Extracted data entries
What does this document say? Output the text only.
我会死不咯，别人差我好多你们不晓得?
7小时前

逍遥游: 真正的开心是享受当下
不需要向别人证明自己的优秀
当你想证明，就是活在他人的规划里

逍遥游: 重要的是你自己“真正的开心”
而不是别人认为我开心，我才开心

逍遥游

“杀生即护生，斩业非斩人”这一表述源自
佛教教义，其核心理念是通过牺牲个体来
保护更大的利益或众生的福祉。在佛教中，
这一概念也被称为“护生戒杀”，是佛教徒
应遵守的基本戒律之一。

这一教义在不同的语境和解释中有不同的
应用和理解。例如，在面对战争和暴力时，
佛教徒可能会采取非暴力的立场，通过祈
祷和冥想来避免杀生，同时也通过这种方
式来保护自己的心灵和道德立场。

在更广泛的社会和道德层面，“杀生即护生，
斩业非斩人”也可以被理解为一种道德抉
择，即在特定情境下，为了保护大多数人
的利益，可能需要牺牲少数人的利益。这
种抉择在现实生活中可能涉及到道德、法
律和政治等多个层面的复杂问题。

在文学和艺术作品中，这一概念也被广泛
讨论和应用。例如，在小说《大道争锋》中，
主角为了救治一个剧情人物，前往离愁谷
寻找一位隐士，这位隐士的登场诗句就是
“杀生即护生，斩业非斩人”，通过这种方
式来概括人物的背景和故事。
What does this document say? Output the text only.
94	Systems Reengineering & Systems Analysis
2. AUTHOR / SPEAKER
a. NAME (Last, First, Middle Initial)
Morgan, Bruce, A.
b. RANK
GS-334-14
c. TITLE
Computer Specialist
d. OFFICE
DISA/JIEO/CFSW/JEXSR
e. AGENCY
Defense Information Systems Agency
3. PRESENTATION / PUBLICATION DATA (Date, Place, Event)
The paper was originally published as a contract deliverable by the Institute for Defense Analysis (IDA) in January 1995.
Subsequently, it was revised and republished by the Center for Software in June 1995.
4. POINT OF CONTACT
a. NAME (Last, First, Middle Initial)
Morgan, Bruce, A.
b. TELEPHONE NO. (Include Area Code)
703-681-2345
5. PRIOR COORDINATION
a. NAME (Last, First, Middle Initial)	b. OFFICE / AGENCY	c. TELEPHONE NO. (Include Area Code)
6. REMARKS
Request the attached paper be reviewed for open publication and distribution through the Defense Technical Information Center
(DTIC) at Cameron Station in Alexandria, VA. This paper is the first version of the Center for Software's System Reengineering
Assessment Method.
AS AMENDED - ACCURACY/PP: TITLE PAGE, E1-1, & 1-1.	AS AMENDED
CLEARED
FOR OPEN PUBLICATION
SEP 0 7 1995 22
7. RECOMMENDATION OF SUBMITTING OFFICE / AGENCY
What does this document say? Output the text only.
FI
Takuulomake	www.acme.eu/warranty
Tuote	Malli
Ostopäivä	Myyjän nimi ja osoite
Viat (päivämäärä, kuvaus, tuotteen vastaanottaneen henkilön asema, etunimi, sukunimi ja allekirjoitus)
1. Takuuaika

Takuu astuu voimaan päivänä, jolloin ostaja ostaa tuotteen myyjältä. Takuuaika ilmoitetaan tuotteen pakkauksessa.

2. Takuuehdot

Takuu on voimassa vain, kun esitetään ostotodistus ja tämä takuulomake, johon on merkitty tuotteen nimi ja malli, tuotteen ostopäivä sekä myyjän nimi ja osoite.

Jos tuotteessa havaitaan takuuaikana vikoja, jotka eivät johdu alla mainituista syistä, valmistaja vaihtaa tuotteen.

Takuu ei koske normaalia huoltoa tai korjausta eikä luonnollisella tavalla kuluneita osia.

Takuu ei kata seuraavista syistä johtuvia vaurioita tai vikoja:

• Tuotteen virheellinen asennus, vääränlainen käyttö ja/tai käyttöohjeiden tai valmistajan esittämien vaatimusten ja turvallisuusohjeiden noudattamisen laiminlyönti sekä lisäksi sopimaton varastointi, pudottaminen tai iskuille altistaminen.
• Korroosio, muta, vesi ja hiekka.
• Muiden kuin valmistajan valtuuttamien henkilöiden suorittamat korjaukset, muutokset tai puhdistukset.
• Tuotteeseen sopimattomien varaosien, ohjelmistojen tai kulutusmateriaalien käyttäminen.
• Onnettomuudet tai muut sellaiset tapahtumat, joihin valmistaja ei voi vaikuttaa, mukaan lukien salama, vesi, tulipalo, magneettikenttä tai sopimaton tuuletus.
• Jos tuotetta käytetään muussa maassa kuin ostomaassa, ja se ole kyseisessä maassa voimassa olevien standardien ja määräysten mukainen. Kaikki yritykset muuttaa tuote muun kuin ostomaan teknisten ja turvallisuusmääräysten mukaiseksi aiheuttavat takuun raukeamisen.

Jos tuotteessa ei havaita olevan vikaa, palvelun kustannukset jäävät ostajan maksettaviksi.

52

| TASK OBJECTIVE |
Above are the records; copy every line in them that holds the word "Center".

| RESPONSE TO THIS TASK |
Subsequently, it was revised and republished by the Center for Software in June 1995.
Request the attached paper be reviewed for open publication and distribution through the Defense Technical Information Center
(DTIC) at Cameron Station in Alexandria, VA. This paper is the first version of the Center for Software's System Reengineering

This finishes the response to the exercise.